» WRITTEN TASK:
Work out how many lines in the data hold the word "tool", and reply with that number only.
## START DATA EXTRACT
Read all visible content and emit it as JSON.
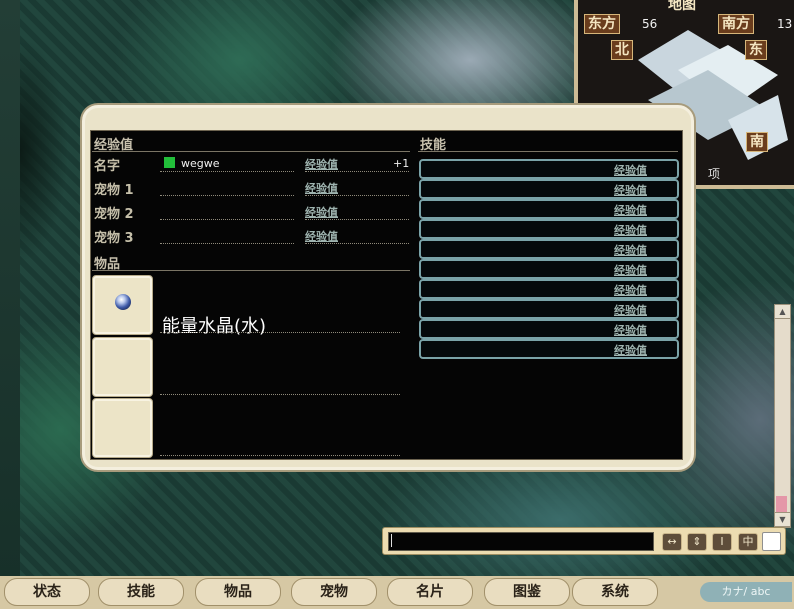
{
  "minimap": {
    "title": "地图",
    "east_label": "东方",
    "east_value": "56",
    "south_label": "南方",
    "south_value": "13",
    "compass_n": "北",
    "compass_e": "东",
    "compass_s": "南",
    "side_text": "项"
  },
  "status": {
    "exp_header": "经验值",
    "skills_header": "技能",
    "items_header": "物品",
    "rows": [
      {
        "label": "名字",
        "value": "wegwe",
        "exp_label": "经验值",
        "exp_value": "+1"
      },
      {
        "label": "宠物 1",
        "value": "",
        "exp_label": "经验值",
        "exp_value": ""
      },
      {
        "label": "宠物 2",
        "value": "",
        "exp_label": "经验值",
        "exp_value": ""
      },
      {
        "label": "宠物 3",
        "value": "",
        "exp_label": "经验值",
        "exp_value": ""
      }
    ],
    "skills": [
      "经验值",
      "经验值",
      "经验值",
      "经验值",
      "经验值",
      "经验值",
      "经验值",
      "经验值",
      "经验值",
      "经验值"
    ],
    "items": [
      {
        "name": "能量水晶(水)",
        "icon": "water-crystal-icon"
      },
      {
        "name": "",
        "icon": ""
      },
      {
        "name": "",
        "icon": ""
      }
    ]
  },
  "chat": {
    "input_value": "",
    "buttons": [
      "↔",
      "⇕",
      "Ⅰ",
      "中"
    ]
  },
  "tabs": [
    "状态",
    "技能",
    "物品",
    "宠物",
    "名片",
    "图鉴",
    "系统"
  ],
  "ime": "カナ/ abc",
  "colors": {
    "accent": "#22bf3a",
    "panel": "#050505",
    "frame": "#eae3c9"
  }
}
## END DATA EXTRACT
## START DATA EXTRACT
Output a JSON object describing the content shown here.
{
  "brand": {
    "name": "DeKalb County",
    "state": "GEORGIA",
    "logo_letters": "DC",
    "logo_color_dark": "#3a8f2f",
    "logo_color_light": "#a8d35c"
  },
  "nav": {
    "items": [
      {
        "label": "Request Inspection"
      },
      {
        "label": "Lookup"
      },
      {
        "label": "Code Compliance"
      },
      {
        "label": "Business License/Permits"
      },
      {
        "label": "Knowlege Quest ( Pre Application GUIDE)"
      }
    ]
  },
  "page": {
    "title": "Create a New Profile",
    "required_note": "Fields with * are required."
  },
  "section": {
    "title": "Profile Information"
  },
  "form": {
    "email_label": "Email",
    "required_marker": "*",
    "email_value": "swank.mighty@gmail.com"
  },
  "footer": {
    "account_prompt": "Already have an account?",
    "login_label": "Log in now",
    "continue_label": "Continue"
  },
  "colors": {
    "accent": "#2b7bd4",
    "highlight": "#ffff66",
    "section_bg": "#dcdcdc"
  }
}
## END DATA EXTRACT
## START DATA EXTRACT
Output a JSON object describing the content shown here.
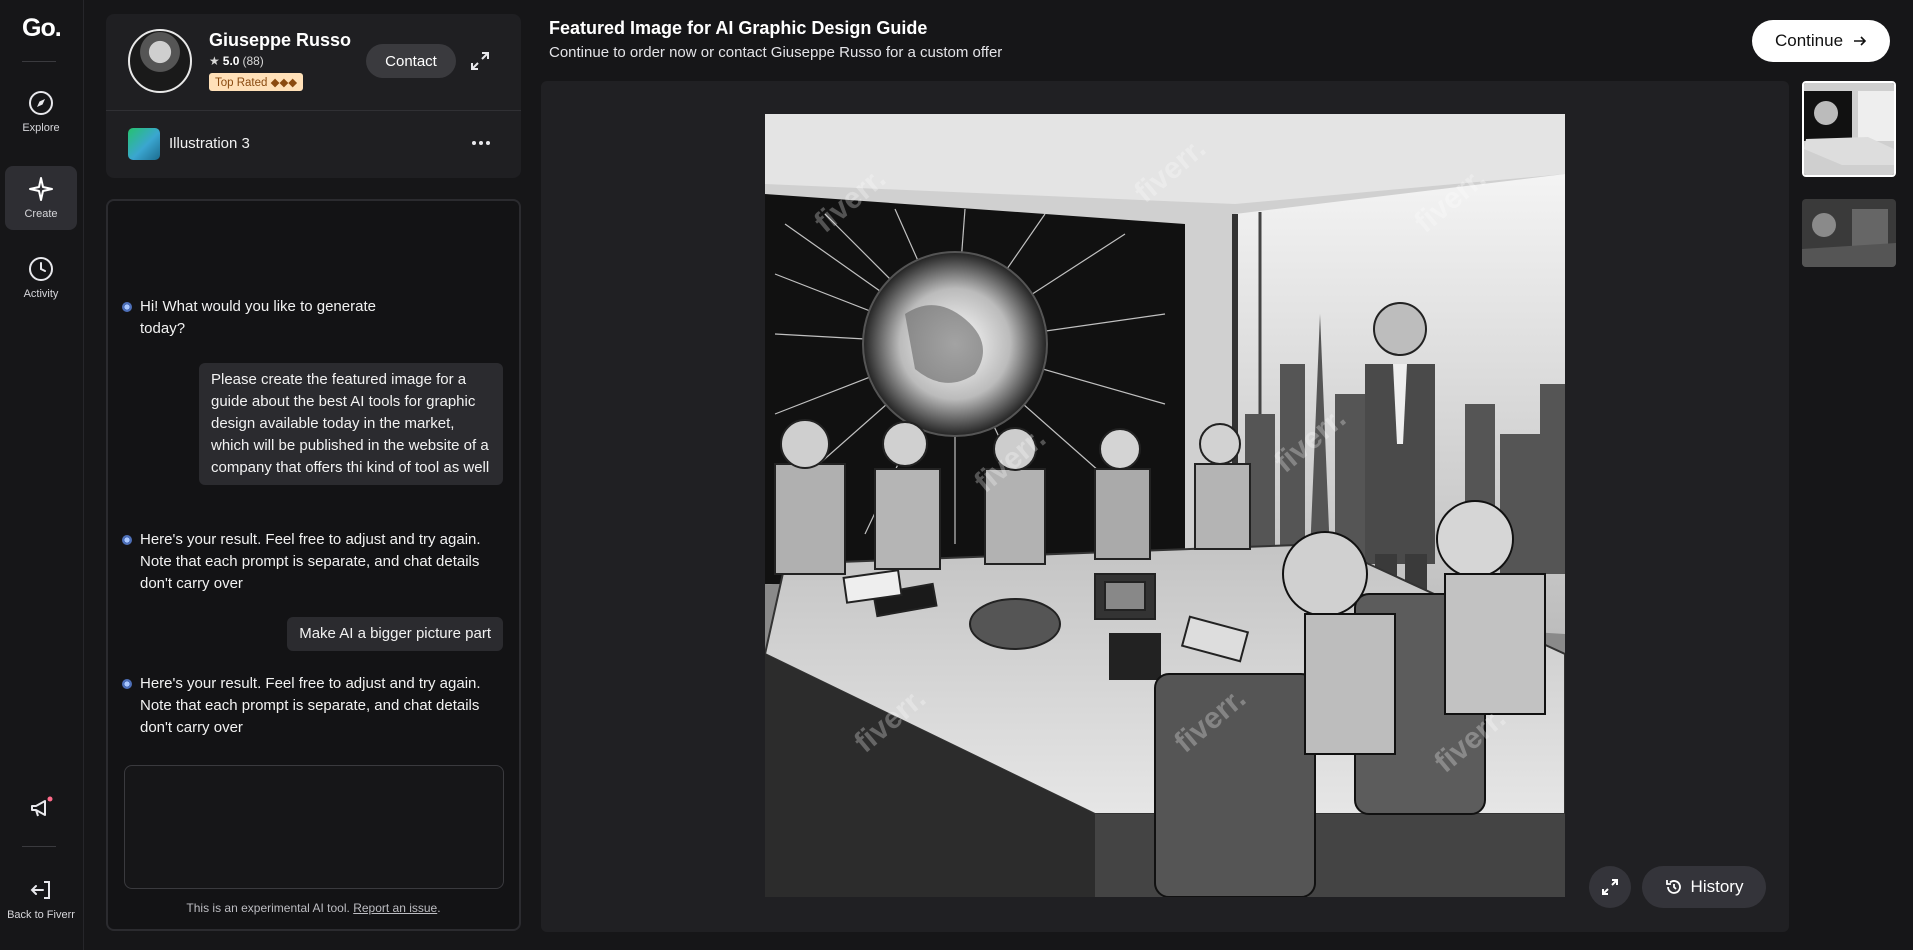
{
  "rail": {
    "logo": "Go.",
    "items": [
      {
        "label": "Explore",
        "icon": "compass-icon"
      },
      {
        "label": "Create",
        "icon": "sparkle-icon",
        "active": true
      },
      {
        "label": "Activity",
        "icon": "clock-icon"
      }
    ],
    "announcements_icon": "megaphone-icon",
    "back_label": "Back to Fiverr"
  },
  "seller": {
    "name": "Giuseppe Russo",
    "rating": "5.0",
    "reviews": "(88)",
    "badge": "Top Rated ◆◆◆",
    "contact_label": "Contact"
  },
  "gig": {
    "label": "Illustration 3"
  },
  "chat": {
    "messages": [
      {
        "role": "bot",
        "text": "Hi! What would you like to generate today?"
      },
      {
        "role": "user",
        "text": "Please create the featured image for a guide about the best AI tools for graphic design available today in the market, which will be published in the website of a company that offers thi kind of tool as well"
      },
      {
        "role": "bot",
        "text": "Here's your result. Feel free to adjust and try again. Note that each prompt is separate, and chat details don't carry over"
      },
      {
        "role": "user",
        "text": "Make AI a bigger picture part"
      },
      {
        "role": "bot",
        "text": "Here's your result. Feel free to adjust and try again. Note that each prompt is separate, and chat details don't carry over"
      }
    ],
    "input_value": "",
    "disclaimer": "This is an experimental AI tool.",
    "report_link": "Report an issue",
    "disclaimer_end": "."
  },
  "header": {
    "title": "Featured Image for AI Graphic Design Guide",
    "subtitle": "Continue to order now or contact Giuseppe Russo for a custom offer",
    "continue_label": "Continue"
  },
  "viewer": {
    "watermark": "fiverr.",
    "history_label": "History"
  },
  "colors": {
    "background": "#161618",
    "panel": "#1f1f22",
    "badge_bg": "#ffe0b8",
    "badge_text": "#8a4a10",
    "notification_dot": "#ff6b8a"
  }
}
## END DATA EXTRACT
» ANSWER TO THE EXERCISE:
2